>> START Entries shown

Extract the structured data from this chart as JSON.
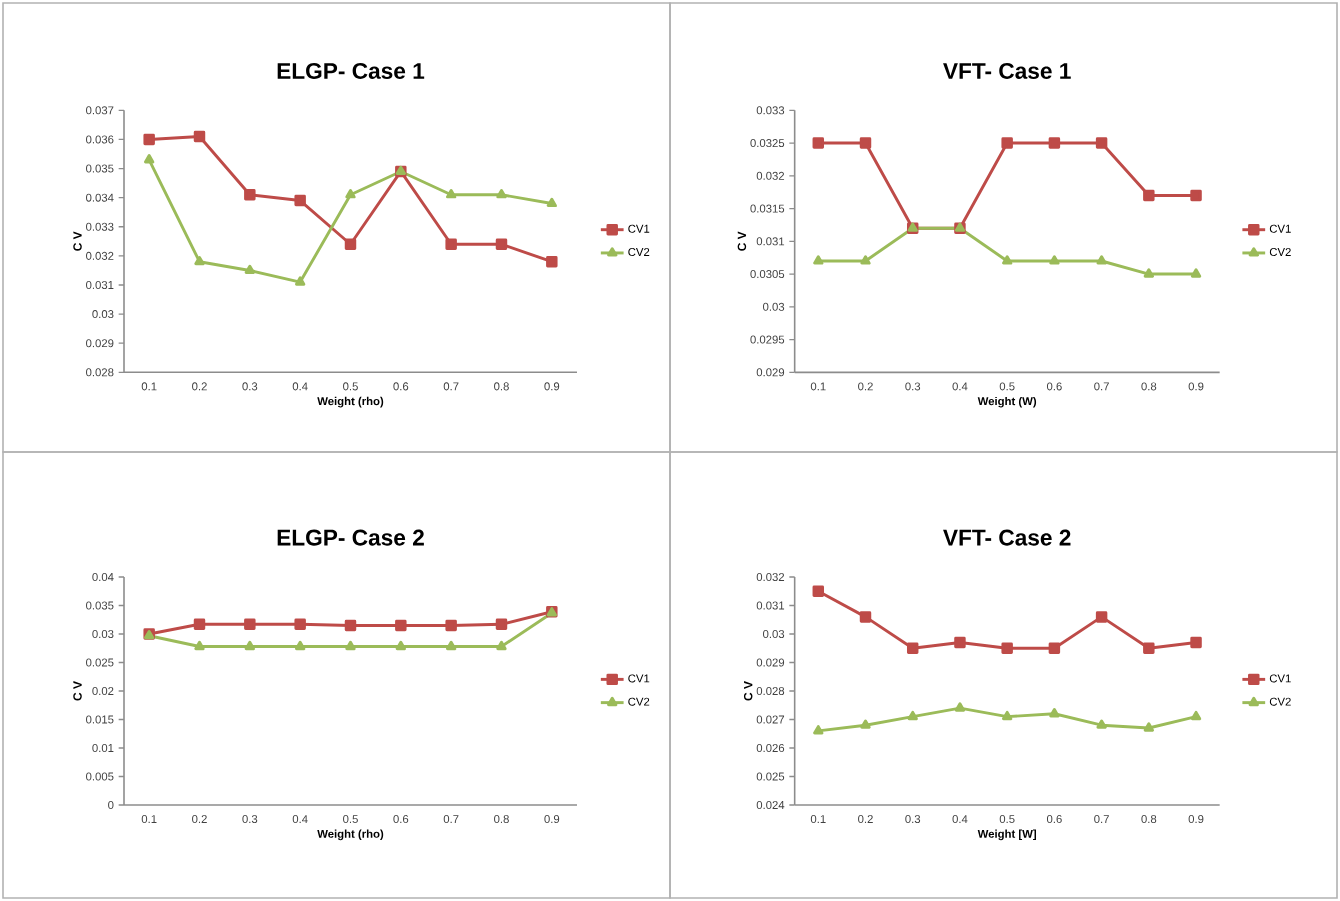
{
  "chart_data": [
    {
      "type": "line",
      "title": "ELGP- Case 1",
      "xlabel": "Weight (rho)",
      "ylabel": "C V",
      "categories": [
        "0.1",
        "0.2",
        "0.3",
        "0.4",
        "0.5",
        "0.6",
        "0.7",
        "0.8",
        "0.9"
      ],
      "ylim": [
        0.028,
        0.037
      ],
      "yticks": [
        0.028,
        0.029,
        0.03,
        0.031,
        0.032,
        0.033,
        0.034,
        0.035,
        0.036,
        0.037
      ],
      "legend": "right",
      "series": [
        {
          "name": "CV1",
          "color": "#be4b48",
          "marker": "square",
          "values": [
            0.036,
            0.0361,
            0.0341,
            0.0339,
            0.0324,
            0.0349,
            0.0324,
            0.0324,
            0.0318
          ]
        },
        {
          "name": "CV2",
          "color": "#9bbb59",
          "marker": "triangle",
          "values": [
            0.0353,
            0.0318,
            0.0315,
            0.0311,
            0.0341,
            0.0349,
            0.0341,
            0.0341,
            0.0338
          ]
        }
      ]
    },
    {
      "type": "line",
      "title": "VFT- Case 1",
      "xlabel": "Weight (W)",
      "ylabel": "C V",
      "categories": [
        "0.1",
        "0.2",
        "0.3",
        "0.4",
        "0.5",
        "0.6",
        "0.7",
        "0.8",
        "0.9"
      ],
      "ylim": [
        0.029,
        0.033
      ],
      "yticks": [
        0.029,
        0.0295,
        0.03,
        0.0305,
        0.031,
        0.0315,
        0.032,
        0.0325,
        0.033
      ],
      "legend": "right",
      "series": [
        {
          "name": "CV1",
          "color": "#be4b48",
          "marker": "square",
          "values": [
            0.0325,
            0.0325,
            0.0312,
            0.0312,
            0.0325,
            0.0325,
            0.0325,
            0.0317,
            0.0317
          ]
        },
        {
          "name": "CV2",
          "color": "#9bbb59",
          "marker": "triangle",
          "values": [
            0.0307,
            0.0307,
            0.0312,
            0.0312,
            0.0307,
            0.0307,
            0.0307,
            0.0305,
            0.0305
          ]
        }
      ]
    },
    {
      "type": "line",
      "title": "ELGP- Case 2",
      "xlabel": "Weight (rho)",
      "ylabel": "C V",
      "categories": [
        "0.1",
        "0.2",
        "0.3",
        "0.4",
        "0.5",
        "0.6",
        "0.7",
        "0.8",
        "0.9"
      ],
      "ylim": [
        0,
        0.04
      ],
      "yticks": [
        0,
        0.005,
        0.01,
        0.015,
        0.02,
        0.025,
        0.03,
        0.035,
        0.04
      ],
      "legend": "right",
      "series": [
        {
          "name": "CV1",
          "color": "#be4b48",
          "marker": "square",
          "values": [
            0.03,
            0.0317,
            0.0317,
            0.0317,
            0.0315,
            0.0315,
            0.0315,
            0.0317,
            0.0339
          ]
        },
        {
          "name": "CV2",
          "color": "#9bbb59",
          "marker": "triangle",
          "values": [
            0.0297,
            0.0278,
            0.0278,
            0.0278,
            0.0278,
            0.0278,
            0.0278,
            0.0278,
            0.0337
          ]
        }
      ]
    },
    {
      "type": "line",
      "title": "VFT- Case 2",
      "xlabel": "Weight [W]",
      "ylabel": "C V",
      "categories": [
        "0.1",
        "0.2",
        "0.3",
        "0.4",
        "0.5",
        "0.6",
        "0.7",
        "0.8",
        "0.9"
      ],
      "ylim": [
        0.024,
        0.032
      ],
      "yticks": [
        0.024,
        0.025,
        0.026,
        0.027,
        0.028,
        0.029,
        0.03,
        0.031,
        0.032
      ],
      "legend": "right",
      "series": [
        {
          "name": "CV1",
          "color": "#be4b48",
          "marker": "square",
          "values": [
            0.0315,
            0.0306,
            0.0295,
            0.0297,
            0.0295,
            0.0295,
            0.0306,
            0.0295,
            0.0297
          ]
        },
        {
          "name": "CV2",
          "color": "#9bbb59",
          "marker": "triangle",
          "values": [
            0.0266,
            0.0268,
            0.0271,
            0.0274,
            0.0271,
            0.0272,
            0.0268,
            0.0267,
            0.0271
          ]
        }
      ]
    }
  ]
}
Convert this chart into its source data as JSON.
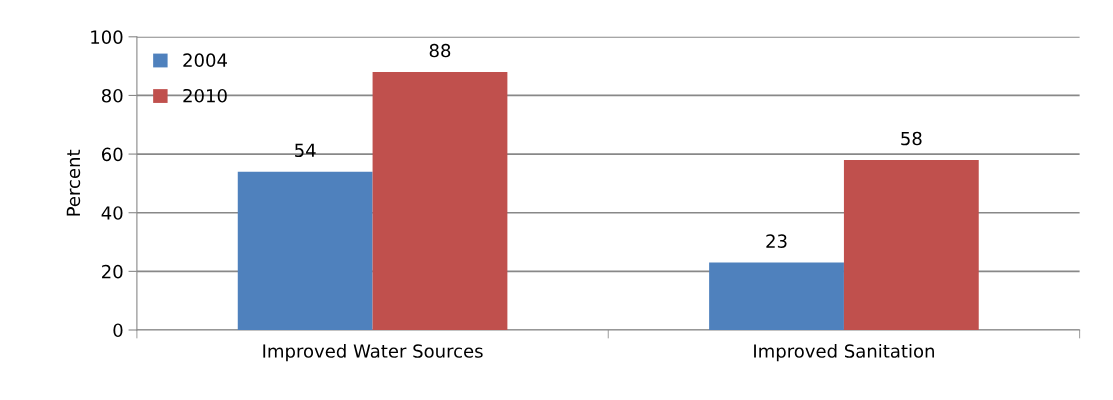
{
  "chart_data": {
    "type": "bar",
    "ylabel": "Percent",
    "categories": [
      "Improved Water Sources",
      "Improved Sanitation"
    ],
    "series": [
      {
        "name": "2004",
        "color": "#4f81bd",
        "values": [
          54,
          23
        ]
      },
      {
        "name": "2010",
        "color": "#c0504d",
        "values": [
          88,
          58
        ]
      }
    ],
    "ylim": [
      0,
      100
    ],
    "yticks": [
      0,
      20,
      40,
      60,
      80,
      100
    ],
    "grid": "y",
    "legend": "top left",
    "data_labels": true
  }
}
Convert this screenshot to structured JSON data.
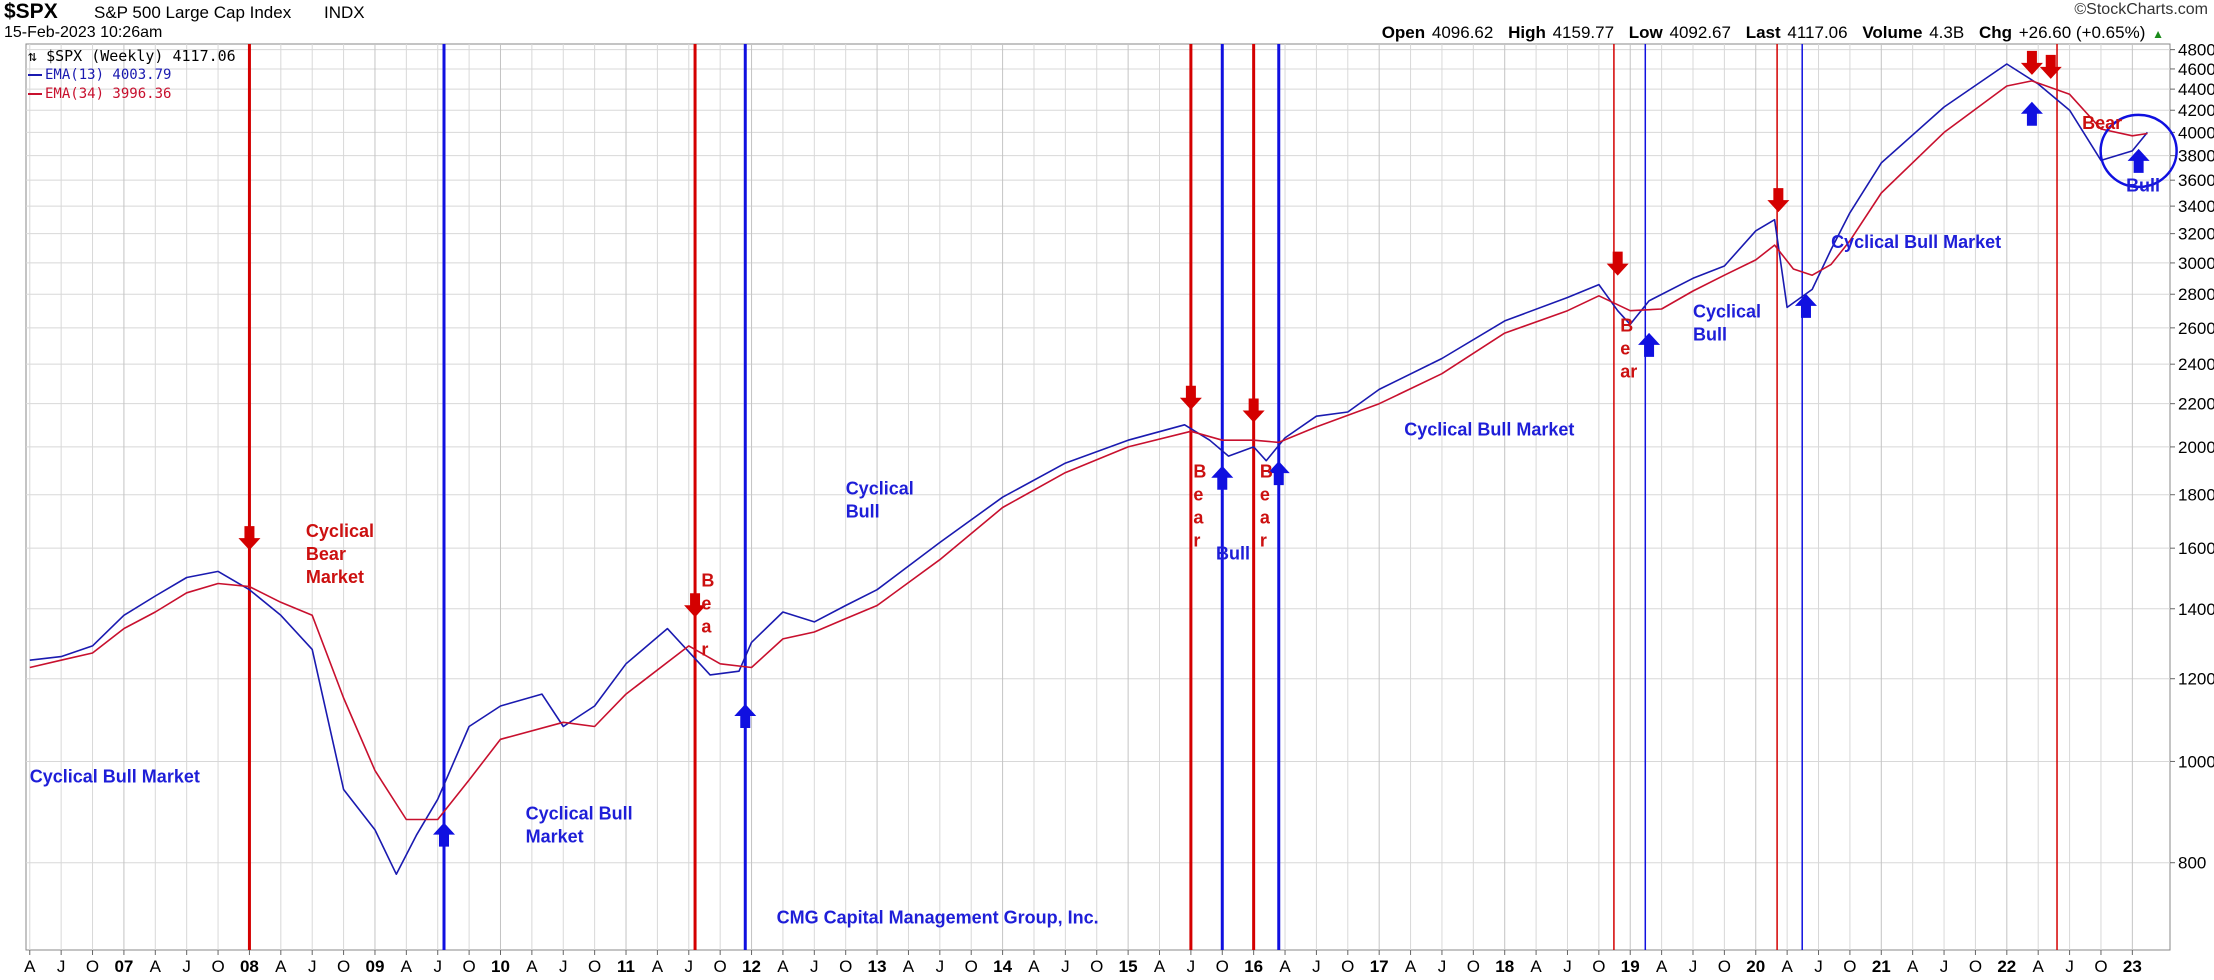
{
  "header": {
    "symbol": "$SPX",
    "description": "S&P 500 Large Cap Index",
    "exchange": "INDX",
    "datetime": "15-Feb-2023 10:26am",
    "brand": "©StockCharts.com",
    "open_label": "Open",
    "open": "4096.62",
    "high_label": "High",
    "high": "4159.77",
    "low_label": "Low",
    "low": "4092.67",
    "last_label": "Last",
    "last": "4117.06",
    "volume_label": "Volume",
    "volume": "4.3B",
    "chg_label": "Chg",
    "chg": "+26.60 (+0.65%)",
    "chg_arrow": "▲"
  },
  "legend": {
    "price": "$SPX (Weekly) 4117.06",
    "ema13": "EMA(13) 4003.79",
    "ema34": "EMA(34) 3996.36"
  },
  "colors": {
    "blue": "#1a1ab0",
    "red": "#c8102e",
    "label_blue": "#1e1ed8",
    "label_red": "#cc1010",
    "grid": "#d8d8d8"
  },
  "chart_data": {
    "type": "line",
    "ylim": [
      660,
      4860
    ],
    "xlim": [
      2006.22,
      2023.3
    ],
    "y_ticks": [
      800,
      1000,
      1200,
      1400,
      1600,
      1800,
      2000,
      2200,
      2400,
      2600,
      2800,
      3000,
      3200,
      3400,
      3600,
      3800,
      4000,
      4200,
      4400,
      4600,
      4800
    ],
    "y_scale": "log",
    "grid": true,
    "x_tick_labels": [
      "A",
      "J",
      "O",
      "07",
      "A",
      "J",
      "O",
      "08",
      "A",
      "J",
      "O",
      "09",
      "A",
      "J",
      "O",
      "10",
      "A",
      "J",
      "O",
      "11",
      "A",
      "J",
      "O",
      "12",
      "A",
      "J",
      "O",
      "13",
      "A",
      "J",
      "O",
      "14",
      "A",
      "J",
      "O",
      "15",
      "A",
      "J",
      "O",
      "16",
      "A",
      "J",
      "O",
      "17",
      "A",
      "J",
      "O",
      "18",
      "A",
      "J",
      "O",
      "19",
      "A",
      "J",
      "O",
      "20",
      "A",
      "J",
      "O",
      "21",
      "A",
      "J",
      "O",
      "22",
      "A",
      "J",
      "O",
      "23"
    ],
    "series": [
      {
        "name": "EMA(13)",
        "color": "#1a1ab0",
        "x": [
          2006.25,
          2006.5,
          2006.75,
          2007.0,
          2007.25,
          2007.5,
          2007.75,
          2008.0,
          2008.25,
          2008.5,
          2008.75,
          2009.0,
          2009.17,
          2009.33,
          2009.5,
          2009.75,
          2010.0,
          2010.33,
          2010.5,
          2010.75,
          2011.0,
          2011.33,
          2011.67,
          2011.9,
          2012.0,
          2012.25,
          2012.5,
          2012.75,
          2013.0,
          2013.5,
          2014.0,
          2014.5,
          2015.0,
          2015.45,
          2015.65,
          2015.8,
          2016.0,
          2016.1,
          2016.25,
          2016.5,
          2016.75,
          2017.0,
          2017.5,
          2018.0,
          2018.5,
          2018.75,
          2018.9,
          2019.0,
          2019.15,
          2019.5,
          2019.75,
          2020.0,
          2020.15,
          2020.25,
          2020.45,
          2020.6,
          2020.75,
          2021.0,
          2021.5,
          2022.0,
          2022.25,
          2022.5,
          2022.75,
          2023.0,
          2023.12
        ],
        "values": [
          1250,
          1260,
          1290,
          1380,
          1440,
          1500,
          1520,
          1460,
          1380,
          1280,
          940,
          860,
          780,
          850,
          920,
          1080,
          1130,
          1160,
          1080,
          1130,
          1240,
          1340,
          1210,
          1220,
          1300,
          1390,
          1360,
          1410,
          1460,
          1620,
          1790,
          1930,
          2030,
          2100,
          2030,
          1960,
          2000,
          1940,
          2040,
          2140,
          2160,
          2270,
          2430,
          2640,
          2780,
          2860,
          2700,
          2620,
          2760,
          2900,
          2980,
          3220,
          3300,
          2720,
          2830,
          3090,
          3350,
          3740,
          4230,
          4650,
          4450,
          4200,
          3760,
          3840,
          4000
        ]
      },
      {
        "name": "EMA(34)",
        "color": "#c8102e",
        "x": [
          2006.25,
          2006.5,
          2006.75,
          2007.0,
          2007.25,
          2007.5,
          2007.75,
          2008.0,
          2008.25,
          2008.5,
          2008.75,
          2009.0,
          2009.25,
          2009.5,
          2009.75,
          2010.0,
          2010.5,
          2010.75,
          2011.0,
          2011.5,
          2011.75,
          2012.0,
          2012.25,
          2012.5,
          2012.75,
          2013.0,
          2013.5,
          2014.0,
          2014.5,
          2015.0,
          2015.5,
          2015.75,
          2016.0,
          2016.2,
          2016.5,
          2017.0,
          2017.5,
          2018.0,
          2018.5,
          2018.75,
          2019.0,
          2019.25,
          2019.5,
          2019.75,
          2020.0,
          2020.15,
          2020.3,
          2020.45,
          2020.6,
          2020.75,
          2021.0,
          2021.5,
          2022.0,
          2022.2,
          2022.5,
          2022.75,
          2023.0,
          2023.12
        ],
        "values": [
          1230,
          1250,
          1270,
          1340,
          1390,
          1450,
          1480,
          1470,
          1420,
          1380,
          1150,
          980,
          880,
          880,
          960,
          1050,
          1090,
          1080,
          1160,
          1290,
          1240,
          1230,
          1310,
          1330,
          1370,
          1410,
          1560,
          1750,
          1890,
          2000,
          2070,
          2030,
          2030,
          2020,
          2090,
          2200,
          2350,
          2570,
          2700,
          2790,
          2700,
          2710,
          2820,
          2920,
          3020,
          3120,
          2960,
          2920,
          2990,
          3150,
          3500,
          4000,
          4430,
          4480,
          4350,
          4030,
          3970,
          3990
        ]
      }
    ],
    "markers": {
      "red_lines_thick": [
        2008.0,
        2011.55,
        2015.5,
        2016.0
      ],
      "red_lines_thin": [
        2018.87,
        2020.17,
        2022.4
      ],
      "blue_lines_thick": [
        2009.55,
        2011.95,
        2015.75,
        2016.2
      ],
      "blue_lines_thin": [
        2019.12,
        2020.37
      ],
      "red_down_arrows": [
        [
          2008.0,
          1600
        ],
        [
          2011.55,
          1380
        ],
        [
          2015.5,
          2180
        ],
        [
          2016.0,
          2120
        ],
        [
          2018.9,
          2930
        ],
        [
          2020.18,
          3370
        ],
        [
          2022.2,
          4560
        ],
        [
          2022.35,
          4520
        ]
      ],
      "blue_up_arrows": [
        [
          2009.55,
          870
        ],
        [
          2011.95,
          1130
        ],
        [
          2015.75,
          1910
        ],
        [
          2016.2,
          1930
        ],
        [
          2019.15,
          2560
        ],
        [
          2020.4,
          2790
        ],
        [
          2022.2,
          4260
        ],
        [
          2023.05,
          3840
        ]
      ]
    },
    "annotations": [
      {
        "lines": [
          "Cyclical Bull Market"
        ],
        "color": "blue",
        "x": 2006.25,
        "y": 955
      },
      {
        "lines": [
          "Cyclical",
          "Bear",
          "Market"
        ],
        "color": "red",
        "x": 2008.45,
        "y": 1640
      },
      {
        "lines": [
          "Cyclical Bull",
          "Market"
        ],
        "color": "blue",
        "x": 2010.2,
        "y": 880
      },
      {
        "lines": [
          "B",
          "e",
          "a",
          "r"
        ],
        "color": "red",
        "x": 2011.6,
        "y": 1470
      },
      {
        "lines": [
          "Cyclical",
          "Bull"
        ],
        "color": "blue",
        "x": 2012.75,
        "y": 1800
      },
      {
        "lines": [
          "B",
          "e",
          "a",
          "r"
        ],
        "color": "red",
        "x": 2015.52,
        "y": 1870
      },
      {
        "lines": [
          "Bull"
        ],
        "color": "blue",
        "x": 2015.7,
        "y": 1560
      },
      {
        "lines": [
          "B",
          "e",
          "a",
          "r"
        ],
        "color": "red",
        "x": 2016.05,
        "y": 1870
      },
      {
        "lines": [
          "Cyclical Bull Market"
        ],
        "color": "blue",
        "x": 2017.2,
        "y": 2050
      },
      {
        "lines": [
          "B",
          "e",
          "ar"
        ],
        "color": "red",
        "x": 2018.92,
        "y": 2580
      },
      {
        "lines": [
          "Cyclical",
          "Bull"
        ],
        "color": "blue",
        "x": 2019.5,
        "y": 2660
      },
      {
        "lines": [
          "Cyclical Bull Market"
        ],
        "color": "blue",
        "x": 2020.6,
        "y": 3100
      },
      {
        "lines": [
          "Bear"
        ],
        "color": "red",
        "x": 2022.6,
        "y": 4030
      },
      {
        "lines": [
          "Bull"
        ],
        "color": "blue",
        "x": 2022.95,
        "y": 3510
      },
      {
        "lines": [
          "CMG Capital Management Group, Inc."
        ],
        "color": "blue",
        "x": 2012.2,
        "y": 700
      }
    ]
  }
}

>> END Entries shown

The exercise> Copy every line in the entries above that has the string "Convert" in it.

Reply to the task>
Convert this chart into its source data as JSON.
Convert this screenshot to structured JSON data.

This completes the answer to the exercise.